##### Supplied data #####

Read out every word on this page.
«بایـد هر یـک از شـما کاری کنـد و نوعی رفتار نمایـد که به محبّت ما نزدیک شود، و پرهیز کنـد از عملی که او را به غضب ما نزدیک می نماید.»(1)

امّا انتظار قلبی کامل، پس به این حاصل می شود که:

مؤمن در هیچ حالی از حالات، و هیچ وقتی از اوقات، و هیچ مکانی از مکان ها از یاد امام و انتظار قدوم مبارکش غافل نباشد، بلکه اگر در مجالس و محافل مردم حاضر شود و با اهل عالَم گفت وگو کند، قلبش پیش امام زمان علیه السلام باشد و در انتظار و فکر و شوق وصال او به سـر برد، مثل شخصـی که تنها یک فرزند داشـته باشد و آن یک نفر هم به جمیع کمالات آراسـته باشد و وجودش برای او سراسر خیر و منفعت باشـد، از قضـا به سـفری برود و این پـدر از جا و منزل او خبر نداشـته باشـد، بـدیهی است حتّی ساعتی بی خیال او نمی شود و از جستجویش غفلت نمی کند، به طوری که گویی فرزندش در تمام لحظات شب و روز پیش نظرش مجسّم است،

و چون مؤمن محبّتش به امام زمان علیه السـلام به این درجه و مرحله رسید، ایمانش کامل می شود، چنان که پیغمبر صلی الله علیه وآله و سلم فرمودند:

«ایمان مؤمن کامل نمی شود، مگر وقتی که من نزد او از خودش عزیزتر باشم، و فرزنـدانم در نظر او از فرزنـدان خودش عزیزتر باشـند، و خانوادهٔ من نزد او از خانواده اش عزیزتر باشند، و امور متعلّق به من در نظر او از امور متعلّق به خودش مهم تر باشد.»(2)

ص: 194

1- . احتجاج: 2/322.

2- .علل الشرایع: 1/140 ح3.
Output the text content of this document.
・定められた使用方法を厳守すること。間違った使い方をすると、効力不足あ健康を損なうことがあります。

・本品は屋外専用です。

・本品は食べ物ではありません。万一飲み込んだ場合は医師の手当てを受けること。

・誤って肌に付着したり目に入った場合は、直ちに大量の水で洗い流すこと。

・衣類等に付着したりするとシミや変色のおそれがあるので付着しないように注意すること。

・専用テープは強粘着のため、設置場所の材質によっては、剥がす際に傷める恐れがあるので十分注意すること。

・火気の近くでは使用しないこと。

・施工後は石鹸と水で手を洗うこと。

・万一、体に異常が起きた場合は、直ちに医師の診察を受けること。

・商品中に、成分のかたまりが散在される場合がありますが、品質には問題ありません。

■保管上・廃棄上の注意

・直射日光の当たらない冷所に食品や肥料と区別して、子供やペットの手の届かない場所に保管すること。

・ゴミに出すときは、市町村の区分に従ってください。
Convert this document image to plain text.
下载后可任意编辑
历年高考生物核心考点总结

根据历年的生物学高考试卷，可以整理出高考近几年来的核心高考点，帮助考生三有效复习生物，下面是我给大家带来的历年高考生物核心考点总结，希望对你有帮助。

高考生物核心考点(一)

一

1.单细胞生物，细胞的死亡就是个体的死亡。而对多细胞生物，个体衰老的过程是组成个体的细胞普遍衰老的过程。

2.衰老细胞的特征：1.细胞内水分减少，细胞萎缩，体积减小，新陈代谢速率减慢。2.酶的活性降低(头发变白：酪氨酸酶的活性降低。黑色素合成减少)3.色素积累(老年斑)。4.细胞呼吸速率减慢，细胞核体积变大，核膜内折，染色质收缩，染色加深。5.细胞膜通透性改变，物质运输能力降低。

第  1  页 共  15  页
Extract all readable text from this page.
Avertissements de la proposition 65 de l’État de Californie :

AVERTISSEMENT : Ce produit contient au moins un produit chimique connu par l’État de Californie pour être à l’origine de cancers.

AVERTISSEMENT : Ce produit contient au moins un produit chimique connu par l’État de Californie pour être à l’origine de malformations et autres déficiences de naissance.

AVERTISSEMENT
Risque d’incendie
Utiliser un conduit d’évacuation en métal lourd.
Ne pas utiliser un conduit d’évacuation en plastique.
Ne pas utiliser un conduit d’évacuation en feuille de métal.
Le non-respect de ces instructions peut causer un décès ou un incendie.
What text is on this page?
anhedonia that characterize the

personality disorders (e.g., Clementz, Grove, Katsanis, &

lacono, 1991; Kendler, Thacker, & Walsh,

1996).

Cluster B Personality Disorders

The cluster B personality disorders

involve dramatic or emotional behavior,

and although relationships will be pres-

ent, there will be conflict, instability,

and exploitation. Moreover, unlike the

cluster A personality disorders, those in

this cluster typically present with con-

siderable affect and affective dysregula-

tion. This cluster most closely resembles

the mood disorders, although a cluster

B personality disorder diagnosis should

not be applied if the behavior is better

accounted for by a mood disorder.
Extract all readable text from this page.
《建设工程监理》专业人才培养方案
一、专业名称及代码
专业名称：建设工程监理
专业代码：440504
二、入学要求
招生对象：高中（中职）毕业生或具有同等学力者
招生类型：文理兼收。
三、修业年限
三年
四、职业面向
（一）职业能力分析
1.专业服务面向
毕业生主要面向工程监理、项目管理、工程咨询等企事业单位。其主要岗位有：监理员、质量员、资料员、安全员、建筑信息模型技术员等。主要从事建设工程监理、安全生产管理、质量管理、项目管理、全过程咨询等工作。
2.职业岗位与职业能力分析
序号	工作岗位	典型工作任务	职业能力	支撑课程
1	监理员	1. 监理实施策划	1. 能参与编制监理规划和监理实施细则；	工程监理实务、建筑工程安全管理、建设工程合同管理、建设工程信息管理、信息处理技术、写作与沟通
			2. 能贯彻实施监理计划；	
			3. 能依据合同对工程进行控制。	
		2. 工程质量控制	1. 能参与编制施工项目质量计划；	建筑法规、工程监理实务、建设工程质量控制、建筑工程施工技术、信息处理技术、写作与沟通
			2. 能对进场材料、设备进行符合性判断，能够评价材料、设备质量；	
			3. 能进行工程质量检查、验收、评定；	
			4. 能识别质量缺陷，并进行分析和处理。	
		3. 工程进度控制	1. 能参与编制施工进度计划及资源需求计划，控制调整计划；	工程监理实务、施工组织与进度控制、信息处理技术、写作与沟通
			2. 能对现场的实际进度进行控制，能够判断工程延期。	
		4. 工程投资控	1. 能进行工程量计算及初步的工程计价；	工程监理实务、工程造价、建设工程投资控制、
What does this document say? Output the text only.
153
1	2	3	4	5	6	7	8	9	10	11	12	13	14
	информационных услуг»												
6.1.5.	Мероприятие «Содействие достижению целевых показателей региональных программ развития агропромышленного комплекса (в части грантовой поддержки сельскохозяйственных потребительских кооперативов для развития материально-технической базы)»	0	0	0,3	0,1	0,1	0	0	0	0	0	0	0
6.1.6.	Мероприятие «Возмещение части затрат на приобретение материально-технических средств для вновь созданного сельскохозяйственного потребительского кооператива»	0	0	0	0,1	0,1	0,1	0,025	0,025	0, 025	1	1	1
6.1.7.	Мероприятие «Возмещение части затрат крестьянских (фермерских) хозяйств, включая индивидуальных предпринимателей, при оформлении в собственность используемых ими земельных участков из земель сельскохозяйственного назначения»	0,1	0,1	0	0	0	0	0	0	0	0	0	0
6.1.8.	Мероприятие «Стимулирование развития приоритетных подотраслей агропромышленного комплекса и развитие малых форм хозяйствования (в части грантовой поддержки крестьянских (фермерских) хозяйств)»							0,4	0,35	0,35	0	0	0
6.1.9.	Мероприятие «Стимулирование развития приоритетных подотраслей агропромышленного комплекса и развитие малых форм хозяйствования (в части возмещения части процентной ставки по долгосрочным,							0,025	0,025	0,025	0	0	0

#####

• Aim of the task: Write out the material from the first line to the last, exactly.

• Written answer:
Read out every word on this page.
«بایـد هر یـک از شـما کاری کنـد و نوعی رفتار نمایـد که به محبّت ما نزدیک شود، و پرهیز کنـد از عملی که او را به غضب ما نزدیک می نماید.»(1)

امّا انتظار قلبی کامل، پس به این حاصل می شود که:

مؤمن در هیچ حالی از حالات، و هیچ وقتی از اوقات، و هیچ مکانی از مکان ها از یاد امام و انتظار قدوم مبارکش غافل نباشد، بلکه اگر در مجالس و محافل مردم حاضر شود و با اهل عالَم گفت وگو کند، قلبش پیش امام زمان علیه السلام باشد و در انتظار و فکر و شوق وصال او به سـر برد، مثل شخصـی که تنها یک فرزند داشـته باشد و آن یک نفر هم به جمیع کمالات آراسـته باشد و وجودش برای او سراسر خیر و منفعت باشـد، از قضـا به سـفری برود و این پـدر از جا و منزل او خبر نداشـته باشـد، بـدیهی است حتّی ساعتی بی خیال او نمی شود و از جستجویش غفلت نمی کند، به طوری که گویی فرزندش در تمام لحظات شب و روز پیش نظرش مجسّم است،

و چون مؤمن محبّتش به امام زمان علیه السـلام به این درجه و مرحله رسید، ایمانش کامل می شود، چنان که پیغمبر صلی الله علیه وآله و سلم فرمودند:

«ایمان مؤمن کامل نمی شود، مگر وقتی که من نزد او از خودش عزیزتر باشم، و فرزنـدانم در نظر او از فرزنـدان خودش عزیزتر باشـند، و خانوادهٔ من نزد او از خانواده اش عزیزتر باشند، و امور متعلّق به من در نظر او از امور متعلّق به خودش مهم تر باشد.»(2)

ص: 194

1- . احتجاج: 2/322.

2- .علل الشرایع: 1/140 ح3.
Output the text content of this document.
・定められた使用方法を厳守すること。間違った使い方をすると、効力不足あ健康を損なうことがあります。

・本品は屋外専用です。

・本品は食べ物ではありません。万一飲み込んだ場合は医師の手当てを受けること。

・誤って肌に付着したり目に入った場合は、直ちに大量の水で洗い流すこと。

・衣類等に付着したりするとシミや変色のおそれがあるので付着しないように注意すること。

・専用テープは強粘着のため、設置場所の材質によっては、剥がす際に傷める恐れがあるので十分注意すること。

・火気の近くでは使用しないこと。

・施工後は石鹸と水で手を洗うこと。

・万一、体に異常が起きた場合は、直ちに医師の診察を受けること。

・商品中に、成分のかたまりが散在される場合がありますが、品質には問題ありません。

■保管上・廃棄上の注意

・直射日光の当たらない冷所に食品や肥料と区別して、子供やペットの手の届かない場所に保管すること。

・ゴミに出すときは、市町村の区分に従ってください。
Convert this document image to plain text.
下载后可任意编辑
历年高考生物核心考点总结

根据历年的生物学高考试卷，可以整理出高考近几年来的核心高考点，帮助考生三有效复习生物，下面是我给大家带来的历年高考生物核心考点总结，希望对你有帮助。

高考生物核心考点(一)

一

1.单细胞生物，细胞的死亡就是个体的死亡。而对多细胞生物，个体衰老的过程是组成个体的细胞普遍衰老的过程。

2.衰老细胞的特征：1.细胞内水分减少，细胞萎缩，体积减小，新陈代谢速率减慢。2.酶的活性降低(头发变白：酪氨酸酶的活性降低。黑色素合成减少)3.色素积累(老年斑)。4.细胞呼吸速率减慢，细胞核体积变大，核膜内折，染色质收缩，染色加深。5.细胞膜通透性改变，物质运输能力降低。

第  1  页 共  15  页
Extract all readable text from this page.
Avertissements de la proposition 65 de l’État de Californie :

AVERTISSEMENT : Ce produit contient au moins un produit chimique connu par l’État de Californie pour être à l’origine de cancers.

AVERTISSEMENT : Ce produit contient au moins un produit chimique connu par l’État de Californie pour être à l’origine de malformations et autres déficiences de naissance.

AVERTISSEMENT
Risque d’incendie
Utiliser un conduit d’évacuation en métal lourd.
Ne pas utiliser un conduit d’évacuation en plastique.
Ne pas utiliser un conduit d’évacuation en feuille de métal.
Le non-respect de ces instructions peut causer un décès ou un incendie.
What text is on this page?
anhedonia that characterize the

personality disorders (e.g., Clementz, Grove, Katsanis, &

lacono, 1991; Kendler, Thacker, & Walsh,

1996).

Cluster B Personality Disorders

The cluster B personality disorders

involve dramatic or emotional behavior,

and although relationships will be pres-

ent, there will be conflict, instability,

and exploitation. Moreover, unlike the

cluster A personality disorders, those in

this cluster typically present with con-

siderable affect and affective dysregula-

tion. This cluster most closely resembles

the mood disorders, although a cluster

B personality disorder diagnosis should

not be applied if the behavior is better

accounted for by a mood disorder.
Extract all readable text from this page.
《建设工程监理》专业人才培养方案
一、专业名称及代码
专业名称：建设工程监理
专业代码：440504
二、入学要求
招生对象：高中（中职）毕业生或具有同等学力者
招生类型：文理兼收。
三、修业年限
三年
四、职业面向
（一）职业能力分析
1.专业服务面向
毕业生主要面向工程监理、项目管理、工程咨询等企事业单位。其主要岗位有：监理员、质量员、资料员、安全员、建筑信息模型技术员等。主要从事建设工程监理、安全生产管理、质量管理、项目管理、全过程咨询等工作。
2.职业岗位与职业能力分析
序号	工作岗位	典型工作任务	职业能力	支撑课程
1	监理员	1. 监理实施策划	1. 能参与编制监理规划和监理实施细则；	工程监理实务、建筑工程安全管理、建设工程合同管理、建设工程信息管理、信息处理技术、写作与沟通
			2. 能贯彻实施监理计划；	
			3. 能依据合同对工程进行控制。	
		2. 工程质量控制	1. 能参与编制施工项目质量计划；	建筑法规、工程监理实务、建设工程质量控制、建筑工程施工技术、信息处理技术、写作与沟通
			2. 能对进场材料、设备进行符合性判断，能够评价材料、设备质量；	
			3. 能进行工程质量检查、验收、评定；	
			4. 能识别质量缺陷，并进行分析和处理。	
		3. 工程进度控制	1. 能参与编制施工进度计划及资源需求计划，控制调整计划；	工程监理实务、施工组织与进度控制、信息处理技术、写作与沟通
			2. 能对现场的实际进度进行控制，能够判断工程延期。	
		4. 工程投资控	1. 能进行工程量计算及初步的工程计价；	工程监理实务、工程造价、建设工程投资控制、
What does this document say? Output the text only.
153
1	2	3	4	5	6	7	8	9	10	11	12	13	14
	информационных услуг»												
6.1.5.	Мероприятие «Содействие достижению целевых показателей региональных программ развития агропромышленного комплекса (в части грантовой поддержки сельскохозяйственных потребительских кооперативов для развития материально-технической базы)»	0	0	0,3	0,1	0,1	0	0	0	0	0	0	0
6.1.6.	Мероприятие «Возмещение части затрат на приобретение материально-технических средств для вновь созданного сельскохозяйственного потребительского кооператива»	0	0	0	0,1	0,1	0,1	0,025	0,025	0, 025	1	1	1
6.1.7.	Мероприятие «Возмещение части затрат крестьянских (фермерских) хозяйств, включая индивидуальных предпринимателей, при оформлении в собственность используемых ими земельных участков из земель сельскохозяйственного назначения»	0,1	0,1	0	0	0	0	0	0	0	0	0	0
6.1.8.	Мероприятие «Стимулирование развития приоритетных подотраслей агропромышленного комплекса и развитие малых форм хозяйствования (в части грантовой поддержки крестьянских (фермерских) хозяйств)»							0,4	0,35	0,35	0	0	0
6.1.9.	Мероприятие «Стимулирование развития приоритетных подотраслей агропромышленного комплекса и развитие малых форм хозяйствования (в части возмещения части процентной ставки по долгосрочным,							0,025	0,025	0,025	0	0	0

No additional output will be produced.